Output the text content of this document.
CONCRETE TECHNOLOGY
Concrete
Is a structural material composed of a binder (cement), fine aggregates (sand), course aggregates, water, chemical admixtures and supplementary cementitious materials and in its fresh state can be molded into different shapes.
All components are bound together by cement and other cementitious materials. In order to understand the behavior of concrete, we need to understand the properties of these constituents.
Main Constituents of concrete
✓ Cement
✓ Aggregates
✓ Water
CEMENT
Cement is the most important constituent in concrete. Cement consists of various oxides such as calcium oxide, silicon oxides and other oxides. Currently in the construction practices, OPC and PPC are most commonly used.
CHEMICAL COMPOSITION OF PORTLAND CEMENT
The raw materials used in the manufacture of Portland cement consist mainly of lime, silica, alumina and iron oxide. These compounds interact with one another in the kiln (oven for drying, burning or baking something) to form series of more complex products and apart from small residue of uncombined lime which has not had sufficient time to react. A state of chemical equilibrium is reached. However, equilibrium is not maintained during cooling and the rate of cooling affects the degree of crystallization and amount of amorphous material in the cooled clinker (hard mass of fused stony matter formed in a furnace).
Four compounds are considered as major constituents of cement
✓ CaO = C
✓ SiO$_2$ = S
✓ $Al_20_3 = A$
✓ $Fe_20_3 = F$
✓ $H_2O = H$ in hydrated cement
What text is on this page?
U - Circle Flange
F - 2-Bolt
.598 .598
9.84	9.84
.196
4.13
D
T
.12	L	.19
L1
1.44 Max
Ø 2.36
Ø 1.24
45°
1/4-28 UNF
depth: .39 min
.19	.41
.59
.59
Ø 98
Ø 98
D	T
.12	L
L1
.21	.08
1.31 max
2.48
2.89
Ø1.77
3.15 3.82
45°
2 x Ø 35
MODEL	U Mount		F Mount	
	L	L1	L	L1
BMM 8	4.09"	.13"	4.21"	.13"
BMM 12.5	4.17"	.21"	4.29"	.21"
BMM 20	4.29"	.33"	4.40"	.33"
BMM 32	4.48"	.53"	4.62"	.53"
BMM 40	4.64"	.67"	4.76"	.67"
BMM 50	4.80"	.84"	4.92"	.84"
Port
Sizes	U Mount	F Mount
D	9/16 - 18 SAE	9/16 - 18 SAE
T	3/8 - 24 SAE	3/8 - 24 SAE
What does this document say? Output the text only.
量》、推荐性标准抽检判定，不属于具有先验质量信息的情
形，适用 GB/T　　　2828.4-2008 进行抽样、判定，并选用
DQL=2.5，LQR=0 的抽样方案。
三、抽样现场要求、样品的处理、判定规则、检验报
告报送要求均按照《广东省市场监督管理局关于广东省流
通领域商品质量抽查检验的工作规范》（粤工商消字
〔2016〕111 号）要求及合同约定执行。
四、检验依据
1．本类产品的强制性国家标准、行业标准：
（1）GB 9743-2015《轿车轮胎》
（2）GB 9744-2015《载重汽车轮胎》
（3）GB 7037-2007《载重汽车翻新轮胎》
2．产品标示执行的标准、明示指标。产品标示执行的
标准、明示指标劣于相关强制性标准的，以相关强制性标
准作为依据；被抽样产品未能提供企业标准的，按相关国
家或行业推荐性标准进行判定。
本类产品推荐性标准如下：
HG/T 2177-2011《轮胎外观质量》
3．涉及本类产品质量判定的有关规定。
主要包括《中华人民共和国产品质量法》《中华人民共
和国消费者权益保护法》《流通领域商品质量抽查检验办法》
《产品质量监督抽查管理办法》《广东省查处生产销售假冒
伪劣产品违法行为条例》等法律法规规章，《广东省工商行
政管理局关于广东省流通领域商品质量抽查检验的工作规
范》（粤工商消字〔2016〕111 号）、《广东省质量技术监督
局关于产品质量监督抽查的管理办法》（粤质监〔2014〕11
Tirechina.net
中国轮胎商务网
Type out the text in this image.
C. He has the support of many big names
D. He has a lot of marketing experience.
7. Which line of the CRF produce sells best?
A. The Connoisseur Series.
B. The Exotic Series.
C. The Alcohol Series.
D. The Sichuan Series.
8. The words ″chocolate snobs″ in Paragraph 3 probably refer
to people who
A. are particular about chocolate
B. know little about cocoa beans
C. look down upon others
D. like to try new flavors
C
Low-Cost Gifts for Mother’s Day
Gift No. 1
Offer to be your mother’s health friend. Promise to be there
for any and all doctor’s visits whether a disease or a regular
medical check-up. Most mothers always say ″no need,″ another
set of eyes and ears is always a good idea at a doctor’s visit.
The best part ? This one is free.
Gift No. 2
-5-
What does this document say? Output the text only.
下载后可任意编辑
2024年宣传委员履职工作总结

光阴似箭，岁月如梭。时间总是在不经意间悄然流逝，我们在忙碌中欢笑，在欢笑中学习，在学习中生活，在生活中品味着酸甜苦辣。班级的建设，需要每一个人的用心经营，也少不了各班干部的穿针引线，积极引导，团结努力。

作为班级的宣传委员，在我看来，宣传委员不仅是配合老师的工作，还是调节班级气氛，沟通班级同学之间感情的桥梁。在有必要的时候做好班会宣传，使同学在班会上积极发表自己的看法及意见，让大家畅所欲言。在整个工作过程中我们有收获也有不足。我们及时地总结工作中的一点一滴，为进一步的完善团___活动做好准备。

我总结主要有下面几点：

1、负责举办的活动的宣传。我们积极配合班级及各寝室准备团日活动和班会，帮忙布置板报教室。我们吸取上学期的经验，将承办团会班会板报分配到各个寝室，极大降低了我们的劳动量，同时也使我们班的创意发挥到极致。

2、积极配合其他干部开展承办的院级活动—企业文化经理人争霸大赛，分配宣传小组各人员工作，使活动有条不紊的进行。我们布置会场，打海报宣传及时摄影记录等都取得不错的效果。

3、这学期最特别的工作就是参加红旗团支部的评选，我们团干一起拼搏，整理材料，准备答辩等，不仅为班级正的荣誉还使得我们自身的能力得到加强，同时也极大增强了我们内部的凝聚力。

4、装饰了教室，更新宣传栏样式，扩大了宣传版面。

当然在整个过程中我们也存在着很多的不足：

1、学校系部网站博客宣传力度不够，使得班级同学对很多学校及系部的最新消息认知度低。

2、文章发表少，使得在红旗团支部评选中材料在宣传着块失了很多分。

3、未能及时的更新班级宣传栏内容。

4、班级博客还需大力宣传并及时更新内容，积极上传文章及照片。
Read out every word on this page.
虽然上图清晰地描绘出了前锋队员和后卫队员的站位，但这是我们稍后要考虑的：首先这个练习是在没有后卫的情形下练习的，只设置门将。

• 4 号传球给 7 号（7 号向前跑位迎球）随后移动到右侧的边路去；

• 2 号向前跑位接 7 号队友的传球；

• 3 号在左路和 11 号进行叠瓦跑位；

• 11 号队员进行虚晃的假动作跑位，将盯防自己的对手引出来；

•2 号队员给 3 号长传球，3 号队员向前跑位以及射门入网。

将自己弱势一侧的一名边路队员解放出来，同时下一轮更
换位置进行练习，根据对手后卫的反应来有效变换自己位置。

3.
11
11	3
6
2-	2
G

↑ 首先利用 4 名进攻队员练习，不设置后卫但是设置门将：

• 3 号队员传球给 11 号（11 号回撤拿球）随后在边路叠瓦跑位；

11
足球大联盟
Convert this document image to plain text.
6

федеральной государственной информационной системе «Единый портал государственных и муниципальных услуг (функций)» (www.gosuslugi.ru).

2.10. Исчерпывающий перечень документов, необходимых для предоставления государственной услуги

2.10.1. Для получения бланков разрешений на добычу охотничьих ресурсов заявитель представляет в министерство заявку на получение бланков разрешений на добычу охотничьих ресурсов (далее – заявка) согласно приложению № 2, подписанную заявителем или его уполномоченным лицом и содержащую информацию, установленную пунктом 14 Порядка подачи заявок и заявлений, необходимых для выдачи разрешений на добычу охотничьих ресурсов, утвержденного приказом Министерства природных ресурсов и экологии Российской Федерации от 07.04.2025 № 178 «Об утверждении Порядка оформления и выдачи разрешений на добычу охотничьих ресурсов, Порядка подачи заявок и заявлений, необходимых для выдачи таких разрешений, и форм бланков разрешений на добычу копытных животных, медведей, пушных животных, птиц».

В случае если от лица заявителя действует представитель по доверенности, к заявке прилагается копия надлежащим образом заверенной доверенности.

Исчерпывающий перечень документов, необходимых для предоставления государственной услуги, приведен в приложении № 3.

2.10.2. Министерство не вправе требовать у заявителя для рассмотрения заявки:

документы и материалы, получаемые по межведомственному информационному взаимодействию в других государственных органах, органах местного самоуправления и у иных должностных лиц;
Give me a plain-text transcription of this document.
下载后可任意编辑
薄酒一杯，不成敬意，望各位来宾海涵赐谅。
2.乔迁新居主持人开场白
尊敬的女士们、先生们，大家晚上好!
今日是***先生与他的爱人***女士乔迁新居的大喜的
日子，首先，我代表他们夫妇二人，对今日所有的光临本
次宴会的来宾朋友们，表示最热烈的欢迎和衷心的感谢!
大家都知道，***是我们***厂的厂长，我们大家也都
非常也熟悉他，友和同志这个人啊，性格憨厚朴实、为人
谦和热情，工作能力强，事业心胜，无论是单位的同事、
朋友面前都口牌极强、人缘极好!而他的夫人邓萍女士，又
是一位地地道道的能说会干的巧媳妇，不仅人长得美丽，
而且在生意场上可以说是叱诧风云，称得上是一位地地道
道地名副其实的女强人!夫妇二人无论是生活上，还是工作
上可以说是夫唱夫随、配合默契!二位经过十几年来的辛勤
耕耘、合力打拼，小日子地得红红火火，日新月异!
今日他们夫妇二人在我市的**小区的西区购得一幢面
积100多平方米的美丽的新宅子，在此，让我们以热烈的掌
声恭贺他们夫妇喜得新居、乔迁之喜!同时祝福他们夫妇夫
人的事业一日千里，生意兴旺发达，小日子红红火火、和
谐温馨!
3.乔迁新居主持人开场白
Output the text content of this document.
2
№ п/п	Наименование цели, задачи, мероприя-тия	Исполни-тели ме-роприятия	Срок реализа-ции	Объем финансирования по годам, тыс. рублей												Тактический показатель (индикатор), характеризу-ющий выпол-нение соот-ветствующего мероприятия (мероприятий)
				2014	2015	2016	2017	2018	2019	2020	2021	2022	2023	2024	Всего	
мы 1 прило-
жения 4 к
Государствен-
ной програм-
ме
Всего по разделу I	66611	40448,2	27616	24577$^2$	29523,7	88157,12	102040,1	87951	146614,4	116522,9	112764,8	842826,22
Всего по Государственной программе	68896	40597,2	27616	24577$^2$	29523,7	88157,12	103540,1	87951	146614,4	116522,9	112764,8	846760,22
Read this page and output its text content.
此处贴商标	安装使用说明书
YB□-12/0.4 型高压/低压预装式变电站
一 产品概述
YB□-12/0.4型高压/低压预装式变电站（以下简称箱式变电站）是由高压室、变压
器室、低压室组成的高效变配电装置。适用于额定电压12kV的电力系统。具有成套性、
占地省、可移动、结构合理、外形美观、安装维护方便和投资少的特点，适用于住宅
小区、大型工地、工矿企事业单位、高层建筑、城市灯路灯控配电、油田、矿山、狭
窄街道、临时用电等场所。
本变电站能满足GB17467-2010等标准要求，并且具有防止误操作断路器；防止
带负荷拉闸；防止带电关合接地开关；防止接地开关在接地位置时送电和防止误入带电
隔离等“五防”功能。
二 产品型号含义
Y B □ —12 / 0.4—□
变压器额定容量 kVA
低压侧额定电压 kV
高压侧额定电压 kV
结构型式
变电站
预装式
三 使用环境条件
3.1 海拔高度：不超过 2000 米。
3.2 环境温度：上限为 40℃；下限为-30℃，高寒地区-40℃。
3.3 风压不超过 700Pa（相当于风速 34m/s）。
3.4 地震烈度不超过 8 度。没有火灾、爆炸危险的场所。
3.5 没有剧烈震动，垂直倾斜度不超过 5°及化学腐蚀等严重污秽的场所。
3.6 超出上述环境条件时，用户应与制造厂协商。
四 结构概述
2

= = = = =

### GIVEN PROBLEM
Give nothing but the count of lines in the listing above that hold the string "低压预装式变电站".

### RESPONSE TO THE TASK
2